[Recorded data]
## START
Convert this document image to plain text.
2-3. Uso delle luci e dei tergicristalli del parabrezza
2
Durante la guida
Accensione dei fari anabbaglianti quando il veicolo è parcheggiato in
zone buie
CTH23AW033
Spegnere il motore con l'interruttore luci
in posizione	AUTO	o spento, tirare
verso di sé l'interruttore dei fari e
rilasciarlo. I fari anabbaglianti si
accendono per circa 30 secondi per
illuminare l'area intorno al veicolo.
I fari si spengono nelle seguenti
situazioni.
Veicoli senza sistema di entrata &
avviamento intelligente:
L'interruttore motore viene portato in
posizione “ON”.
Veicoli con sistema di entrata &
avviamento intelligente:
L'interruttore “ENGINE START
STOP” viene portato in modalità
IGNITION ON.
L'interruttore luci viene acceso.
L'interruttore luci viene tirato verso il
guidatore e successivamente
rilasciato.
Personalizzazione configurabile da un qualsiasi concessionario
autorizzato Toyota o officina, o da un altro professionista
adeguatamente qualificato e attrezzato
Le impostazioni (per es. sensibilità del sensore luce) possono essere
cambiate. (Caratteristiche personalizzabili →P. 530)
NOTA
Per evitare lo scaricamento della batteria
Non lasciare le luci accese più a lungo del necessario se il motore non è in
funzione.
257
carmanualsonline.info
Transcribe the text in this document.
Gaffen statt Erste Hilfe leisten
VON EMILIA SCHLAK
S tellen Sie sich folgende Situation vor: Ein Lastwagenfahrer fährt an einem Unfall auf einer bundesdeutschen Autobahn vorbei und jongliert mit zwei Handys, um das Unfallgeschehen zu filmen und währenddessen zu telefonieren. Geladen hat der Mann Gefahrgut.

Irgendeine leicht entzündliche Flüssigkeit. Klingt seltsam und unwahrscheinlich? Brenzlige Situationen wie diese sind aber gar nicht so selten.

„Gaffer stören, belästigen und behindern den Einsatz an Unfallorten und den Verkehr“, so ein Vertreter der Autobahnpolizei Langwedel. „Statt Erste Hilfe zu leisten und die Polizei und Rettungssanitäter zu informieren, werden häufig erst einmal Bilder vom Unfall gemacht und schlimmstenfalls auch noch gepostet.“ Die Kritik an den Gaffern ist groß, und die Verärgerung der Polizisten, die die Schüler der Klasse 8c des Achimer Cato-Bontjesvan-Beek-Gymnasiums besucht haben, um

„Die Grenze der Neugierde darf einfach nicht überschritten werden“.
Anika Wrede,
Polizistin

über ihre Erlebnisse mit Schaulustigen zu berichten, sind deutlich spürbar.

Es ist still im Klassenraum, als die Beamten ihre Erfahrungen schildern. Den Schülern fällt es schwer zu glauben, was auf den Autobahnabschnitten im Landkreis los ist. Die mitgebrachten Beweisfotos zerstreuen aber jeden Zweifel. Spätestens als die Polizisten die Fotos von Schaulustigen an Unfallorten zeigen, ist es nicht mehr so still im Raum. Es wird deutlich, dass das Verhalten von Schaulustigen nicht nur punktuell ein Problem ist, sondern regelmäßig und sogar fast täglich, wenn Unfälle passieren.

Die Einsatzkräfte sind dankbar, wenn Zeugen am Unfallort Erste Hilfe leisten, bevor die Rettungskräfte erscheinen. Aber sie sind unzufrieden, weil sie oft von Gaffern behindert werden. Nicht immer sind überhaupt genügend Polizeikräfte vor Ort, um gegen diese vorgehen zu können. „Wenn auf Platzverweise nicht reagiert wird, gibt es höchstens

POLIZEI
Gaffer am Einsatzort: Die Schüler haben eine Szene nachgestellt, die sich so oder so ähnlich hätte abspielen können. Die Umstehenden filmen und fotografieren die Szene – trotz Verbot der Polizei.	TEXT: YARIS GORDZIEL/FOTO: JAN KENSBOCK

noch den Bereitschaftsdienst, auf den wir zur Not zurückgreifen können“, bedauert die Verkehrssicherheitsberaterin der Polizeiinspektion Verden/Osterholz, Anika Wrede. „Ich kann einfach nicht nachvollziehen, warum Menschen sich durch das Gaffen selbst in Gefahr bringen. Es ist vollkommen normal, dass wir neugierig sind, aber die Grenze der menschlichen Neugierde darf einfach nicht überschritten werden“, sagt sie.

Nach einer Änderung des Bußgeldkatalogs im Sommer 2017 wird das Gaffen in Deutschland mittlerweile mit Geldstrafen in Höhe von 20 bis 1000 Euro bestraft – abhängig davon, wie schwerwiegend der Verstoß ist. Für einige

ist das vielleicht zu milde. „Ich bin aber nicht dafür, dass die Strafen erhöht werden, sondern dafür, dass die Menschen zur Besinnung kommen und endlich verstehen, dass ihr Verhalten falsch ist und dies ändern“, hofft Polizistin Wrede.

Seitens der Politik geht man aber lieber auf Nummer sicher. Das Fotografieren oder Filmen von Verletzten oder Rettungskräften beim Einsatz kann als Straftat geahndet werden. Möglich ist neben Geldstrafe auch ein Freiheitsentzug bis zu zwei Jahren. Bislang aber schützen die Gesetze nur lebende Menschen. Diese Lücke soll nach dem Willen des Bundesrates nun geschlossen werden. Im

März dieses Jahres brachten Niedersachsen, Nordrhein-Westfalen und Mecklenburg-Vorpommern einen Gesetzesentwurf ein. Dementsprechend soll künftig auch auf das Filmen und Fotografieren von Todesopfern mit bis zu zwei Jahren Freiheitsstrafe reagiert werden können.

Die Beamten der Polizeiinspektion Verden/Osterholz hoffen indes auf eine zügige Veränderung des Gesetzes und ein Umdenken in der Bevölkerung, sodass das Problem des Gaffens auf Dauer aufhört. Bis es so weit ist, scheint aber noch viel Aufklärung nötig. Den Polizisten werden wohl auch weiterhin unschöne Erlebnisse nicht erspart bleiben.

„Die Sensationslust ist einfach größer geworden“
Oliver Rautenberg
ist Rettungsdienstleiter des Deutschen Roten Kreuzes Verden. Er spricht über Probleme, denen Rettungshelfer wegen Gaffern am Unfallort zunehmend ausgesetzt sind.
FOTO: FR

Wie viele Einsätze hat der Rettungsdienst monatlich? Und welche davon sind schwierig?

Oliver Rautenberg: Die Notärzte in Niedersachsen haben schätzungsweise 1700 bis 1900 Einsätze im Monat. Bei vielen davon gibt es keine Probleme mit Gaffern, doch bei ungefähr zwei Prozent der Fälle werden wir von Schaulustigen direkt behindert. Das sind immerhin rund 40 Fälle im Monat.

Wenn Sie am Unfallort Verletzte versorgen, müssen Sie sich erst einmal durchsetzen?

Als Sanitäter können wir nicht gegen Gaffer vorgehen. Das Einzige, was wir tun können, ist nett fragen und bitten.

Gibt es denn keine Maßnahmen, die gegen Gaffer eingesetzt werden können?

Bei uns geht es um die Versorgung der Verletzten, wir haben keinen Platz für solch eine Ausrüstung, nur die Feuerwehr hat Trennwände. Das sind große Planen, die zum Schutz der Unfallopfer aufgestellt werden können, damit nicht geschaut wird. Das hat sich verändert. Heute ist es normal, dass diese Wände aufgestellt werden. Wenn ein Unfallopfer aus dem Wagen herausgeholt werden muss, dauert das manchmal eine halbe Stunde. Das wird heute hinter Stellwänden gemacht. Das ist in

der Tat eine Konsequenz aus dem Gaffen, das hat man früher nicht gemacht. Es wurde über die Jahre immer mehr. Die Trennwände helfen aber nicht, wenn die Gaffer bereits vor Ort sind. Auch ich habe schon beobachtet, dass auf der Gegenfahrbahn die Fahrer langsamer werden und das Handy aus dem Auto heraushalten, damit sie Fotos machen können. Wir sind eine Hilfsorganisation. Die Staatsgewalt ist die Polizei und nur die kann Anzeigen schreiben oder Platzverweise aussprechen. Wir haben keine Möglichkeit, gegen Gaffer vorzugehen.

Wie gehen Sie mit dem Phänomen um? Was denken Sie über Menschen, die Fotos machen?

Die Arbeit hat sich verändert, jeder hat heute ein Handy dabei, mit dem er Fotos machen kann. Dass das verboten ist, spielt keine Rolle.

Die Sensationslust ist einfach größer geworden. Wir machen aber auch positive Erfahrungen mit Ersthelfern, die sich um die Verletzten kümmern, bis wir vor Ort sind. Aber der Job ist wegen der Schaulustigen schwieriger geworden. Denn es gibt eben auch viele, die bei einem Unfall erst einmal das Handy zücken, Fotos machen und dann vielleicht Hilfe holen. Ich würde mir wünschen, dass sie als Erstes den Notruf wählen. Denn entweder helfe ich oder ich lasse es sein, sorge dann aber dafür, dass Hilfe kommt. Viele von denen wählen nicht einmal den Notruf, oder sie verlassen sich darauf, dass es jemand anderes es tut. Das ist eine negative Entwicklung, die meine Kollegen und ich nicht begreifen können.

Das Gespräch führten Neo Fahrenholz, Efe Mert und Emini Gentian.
## END
**THE EXERCISE**
Return each line with "fari".

**TASK RESPONSE**
Accensione dei fari anabbaglianti quando il veicolo è parcheggiato in
verso di sé l'interruttore dei fari e
rilasciarlo. I fari anabbaglianti si
I fari si spengono nelle seguenti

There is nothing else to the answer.